TASK DIRECTIONS.
Reproduce every entry exactly as shown.

(Collection entries)
****
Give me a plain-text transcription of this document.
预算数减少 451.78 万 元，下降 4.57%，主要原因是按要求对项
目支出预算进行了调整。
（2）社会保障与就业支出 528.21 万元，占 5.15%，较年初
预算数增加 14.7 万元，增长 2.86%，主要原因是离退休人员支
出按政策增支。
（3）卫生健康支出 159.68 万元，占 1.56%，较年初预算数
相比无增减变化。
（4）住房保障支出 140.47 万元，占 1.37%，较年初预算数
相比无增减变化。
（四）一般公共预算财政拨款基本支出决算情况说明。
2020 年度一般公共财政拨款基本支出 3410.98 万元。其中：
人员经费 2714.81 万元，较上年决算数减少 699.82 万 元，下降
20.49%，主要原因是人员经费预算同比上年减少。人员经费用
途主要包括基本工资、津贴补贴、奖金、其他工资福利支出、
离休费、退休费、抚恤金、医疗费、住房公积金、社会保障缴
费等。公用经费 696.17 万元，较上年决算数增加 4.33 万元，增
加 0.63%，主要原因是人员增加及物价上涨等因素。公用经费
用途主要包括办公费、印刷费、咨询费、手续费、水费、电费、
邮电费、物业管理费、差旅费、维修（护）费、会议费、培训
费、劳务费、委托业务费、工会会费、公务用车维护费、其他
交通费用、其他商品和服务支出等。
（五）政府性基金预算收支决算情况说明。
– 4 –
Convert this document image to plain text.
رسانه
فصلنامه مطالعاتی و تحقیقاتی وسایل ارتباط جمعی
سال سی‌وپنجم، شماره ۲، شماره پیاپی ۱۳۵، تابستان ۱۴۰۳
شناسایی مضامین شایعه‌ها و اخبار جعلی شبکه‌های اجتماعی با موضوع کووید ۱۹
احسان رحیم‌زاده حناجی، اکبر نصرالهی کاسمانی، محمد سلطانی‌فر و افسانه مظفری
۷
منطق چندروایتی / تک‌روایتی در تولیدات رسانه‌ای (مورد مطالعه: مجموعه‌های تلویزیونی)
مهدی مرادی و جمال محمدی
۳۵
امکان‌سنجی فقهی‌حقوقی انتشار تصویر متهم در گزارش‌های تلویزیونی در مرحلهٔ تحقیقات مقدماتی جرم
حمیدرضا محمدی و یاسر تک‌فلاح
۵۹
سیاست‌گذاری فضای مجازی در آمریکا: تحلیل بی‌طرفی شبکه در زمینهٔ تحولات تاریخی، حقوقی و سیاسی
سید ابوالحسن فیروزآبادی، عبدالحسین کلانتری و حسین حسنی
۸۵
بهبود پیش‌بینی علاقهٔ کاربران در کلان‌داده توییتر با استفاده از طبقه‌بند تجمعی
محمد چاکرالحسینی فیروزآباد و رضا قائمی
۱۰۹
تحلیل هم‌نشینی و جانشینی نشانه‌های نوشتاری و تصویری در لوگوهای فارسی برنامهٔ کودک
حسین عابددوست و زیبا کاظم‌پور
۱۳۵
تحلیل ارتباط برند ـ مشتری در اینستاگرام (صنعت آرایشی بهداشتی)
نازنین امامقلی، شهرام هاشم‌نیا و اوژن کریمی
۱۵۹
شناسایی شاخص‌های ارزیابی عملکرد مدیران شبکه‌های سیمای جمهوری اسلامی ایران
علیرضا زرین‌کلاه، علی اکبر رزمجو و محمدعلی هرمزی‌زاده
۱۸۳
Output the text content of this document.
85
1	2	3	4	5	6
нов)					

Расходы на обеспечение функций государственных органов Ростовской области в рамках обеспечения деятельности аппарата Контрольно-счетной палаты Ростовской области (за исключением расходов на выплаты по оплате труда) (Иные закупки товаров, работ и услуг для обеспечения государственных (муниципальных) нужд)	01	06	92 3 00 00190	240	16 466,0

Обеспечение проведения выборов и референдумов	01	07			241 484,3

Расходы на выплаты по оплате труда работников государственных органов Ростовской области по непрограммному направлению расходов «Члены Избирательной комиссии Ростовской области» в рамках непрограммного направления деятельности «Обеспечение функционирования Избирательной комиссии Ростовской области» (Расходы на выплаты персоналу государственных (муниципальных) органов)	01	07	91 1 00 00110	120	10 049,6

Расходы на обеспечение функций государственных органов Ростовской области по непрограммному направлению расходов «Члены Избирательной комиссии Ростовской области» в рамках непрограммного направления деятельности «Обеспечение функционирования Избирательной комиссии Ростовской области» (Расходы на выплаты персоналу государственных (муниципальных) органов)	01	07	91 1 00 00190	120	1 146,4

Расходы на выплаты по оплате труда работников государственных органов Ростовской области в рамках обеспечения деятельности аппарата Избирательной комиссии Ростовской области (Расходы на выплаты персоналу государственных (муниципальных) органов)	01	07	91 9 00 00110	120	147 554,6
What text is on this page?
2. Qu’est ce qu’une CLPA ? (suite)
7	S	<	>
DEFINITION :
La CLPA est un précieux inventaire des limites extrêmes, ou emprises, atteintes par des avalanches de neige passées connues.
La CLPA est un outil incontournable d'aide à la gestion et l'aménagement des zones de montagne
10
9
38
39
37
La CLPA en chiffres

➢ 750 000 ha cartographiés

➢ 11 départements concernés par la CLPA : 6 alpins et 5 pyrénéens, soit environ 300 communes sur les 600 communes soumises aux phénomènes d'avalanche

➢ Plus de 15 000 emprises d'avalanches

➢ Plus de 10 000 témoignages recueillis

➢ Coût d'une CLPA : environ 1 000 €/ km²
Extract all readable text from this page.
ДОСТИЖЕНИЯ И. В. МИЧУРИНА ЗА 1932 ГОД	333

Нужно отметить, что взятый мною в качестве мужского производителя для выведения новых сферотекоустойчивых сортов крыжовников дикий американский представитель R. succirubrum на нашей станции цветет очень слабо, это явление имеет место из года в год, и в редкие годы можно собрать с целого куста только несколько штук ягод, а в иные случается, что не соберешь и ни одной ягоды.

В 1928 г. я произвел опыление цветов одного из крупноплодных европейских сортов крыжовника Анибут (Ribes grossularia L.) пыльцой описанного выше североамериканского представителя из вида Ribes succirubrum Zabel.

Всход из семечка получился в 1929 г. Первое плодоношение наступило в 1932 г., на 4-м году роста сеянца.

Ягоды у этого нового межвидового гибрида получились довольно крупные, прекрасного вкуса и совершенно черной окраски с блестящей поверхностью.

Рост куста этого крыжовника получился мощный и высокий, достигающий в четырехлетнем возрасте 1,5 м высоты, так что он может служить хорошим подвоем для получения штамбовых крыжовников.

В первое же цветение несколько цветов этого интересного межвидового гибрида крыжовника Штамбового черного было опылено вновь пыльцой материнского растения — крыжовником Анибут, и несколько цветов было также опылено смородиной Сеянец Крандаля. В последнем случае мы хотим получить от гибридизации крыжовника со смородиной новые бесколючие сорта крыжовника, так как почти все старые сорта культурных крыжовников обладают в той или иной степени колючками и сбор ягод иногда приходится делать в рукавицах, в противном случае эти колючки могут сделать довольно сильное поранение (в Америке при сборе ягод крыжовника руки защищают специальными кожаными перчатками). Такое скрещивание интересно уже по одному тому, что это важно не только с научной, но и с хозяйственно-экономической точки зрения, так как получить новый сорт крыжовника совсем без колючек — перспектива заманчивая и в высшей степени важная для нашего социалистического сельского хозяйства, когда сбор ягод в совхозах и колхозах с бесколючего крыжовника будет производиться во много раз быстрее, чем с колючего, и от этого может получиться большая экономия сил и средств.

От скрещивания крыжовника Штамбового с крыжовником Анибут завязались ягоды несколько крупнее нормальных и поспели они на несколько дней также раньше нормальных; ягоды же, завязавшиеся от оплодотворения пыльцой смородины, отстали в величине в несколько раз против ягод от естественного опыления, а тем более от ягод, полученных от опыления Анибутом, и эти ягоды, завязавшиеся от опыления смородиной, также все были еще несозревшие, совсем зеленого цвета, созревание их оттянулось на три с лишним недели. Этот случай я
****
ANSWER IN FULL.
Give me a plain-text transcription of this document.
预算数减少 451.78 万 元，下降 4.57%，主要原因是按要求对项
目支出预算进行了调整。
（2）社会保障与就业支出 528.21 万元，占 5.15%，较年初
预算数增加 14.7 万元，增长 2.86%，主要原因是离退休人员支
出按政策增支。
（3）卫生健康支出 159.68 万元，占 1.56%，较年初预算数
相比无增减变化。
（4）住房保障支出 140.47 万元，占 1.37%，较年初预算数
相比无增减变化。
（四）一般公共预算财政拨款基本支出决算情况说明。
2020 年度一般公共财政拨款基本支出 3410.98 万元。其中：
人员经费 2714.81 万元，较上年决算数减少 699.82 万 元，下降
20.49%，主要原因是人员经费预算同比上年减少。人员经费用
途主要包括基本工资、津贴补贴、奖金、其他工资福利支出、
离休费、退休费、抚恤金、医疗费、住房公积金、社会保障缴
费等。公用经费 696.17 万元，较上年决算数增加 4.33 万元，增
加 0.63%，主要原因是人员增加及物价上涨等因素。公用经费
用途主要包括办公费、印刷费、咨询费、手续费、水费、电费、
邮电费、物业管理费、差旅费、维修（护）费、会议费、培训
费、劳务费、委托业务费、工会会费、公务用车维护费、其他
交通费用、其他商品和服务支出等。
（五）政府性基金预算收支决算情况说明。
– 4 –
Convert this document image to plain text.
رسانه
فصلنامه مطالعاتی و تحقیقاتی وسایل ارتباط جمعی
سال سی‌وپنجم، شماره ۲، شماره پیاپی ۱۳۵، تابستان ۱۴۰۳
شناسایی مضامین شایعه‌ها و اخبار جعلی شبکه‌های اجتماعی با موضوع کووید ۱۹
احسان رحیم‌زاده حناجی، اکبر نصرالهی کاسمانی، محمد سلطانی‌فر و افسانه مظفری
۷
منطق چندروایتی / تک‌روایتی در تولیدات رسانه‌ای (مورد مطالعه: مجموعه‌های تلویزیونی)
مهدی مرادی و جمال محمدی
۳۵
امکان‌سنجی فقهی‌حقوقی انتشار تصویر متهم در گزارش‌های تلویزیونی در مرحلهٔ تحقیقات مقدماتی جرم
حمیدرضا محمدی و یاسر تک‌فلاح
۵۹
سیاست‌گذاری فضای مجازی در آمریکا: تحلیل بی‌طرفی شبکه در زمینهٔ تحولات تاریخی، حقوقی و سیاسی
سید ابوالحسن فیروزآبادی، عبدالحسین کلانتری و حسین حسنی
۸۵
بهبود پیش‌بینی علاقهٔ کاربران در کلان‌داده توییتر با استفاده از طبقه‌بند تجمعی
محمد چاکرالحسینی فیروزآباد و رضا قائمی
۱۰۹
تحلیل هم‌نشینی و جانشینی نشانه‌های نوشتاری و تصویری در لوگوهای فارسی برنامهٔ کودک
حسین عابددوست و زیبا کاظم‌پور
۱۳۵
تحلیل ارتباط برند ـ مشتری در اینستاگرام (صنعت آرایشی بهداشتی)
نازنین امامقلی، شهرام هاشم‌نیا و اوژن کریمی
۱۵۹
شناسایی شاخص‌های ارزیابی عملکرد مدیران شبکه‌های سیمای جمهوری اسلامی ایران
علیرضا زرین‌کلاه، علی اکبر رزمجو و محمدعلی هرمزی‌زاده
۱۸۳
Output the text content of this document.
85
1	2	3	4	5	6
нов)					

Расходы на обеспечение функций государственных органов Ростовской области в рамках обеспечения деятельности аппарата Контрольно-счетной палаты Ростовской области (за исключением расходов на выплаты по оплате труда) (Иные закупки товаров, работ и услуг для обеспечения государственных (муниципальных) нужд)	01	06	92 3 00 00190	240	16 466,0

Обеспечение проведения выборов и референдумов	01	07			241 484,3

Расходы на выплаты по оплате труда работников государственных органов Ростовской области по непрограммному направлению расходов «Члены Избирательной комиссии Ростовской области» в рамках непрограммного направления деятельности «Обеспечение функционирования Избирательной комиссии Ростовской области» (Расходы на выплаты персоналу государственных (муниципальных) органов)	01	07	91 1 00 00110	120	10 049,6

Расходы на обеспечение функций государственных органов Ростовской области по непрограммному направлению расходов «Члены Избирательной комиссии Ростовской области» в рамках непрограммного направления деятельности «Обеспечение функционирования Избирательной комиссии Ростовской области» (Расходы на выплаты персоналу государственных (муниципальных) органов)	01	07	91 1 00 00190	120	1 146,4

Расходы на выплаты по оплате труда работников государственных органов Ростовской области в рамках обеспечения деятельности аппарата Избирательной комиссии Ростовской области (Расходы на выплаты персоналу государственных (муниципальных) органов)	01	07	91 9 00 00110	120	147 554,6
What text is on this page?
2. Qu’est ce qu’une CLPA ? (suite)
7	S	<	>
DEFINITION :
La CLPA est un précieux inventaire des limites extrêmes, ou emprises, atteintes par des avalanches de neige passées connues.
La CLPA est un outil incontournable d'aide à la gestion et l'aménagement des zones de montagne
10
9
38
39
37
La CLPA en chiffres

➢ 750 000 ha cartographiés

➢ 11 départements concernés par la CLPA : 6 alpins et 5 pyrénéens, soit environ 300 communes sur les 600 communes soumises aux phénomènes d'avalanche

➢ Plus de 15 000 emprises d'avalanches

➢ Plus de 10 000 témoignages recueillis

➢ Coût d'une CLPA : environ 1 000 €/ km²
Extract all readable text from this page.
ДОСТИЖЕНИЯ И. В. МИЧУРИНА ЗА 1932 ГОД	333

Нужно отметить, что взятый мною в качестве мужского производителя для выведения новых сферотекоустойчивых сортов крыжовников дикий американский представитель R. succirubrum на нашей станции цветет очень слабо, это явление имеет место из года в год, и в редкие годы можно собрать с целого куста только несколько штук ягод, а в иные случается, что не соберешь и ни одной ягоды.

В 1928 г. я произвел опыление цветов одного из крупноплодных европейских сортов крыжовника Анибут (Ribes grossularia L.) пыльцой описанного выше североамериканского представителя из вида Ribes succirubrum Zabel.

Всход из семечка получился в 1929 г. Первое плодоношение наступило в 1932 г., на 4-м году роста сеянца.

Ягоды у этого нового межвидового гибрида получились довольно крупные, прекрасного вкуса и совершенно черной окраски с блестящей поверхностью.

Рост куста этого крыжовника получился мощный и высокий, достигающий в четырехлетнем возрасте 1,5 м высоты, так что он может служить хорошим подвоем для получения штамбовых крыжовников.

В первое же цветение несколько цветов этого интересного межвидового гибрида крыжовника Штамбового черного было опылено вновь пыльцой материнского растения — крыжовником Анибут, и несколько цветов было также опылено смородиной Сеянец Крандаля. В последнем случае мы хотим получить от гибридизации крыжовника со смородиной новые бесколючие сорта крыжовника, так как почти все старые сорта культурных крыжовников обладают в той или иной степени колючками и сбор ягод иногда приходится делать в рукавицах, в противном случае эти колючки могут сделать довольно сильное поранение (в Америке при сборе ягод крыжовника руки защищают специальными кожаными перчатками). Такое скрещивание интересно уже по одному тому, что это важно не только с научной, но и с хозяйственно-экономической точки зрения, так как получить новый сорт крыжовника совсем без колючек — перспектива заманчивая и в высшей степени важная для нашего социалистического сельского хозяйства, когда сбор ягод в совхозах и колхозах с бесколючего крыжовника будет производиться во много раз быстрее, чем с колючего, и от этого может получиться большая экономия сил и средств.

От скрещивания крыжовника Штамбового с крыжовником Анибут завязались ягоды несколько крупнее нормальных и поспели они на несколько дней также раньше нормальных; ягоды же, завязавшиеся от оплодотворения пыльцой смородины, отстали в величине в несколько раз против ягод от естественного опыления, а тем более от ягод, полученных от опыления Анибутом, и эти ягоды, завязавшиеся от опыления смородиной, также все были еще несозревшие, совсем зеленого цвета, созревание их оттянулось на три с лишним недели. Этот случай я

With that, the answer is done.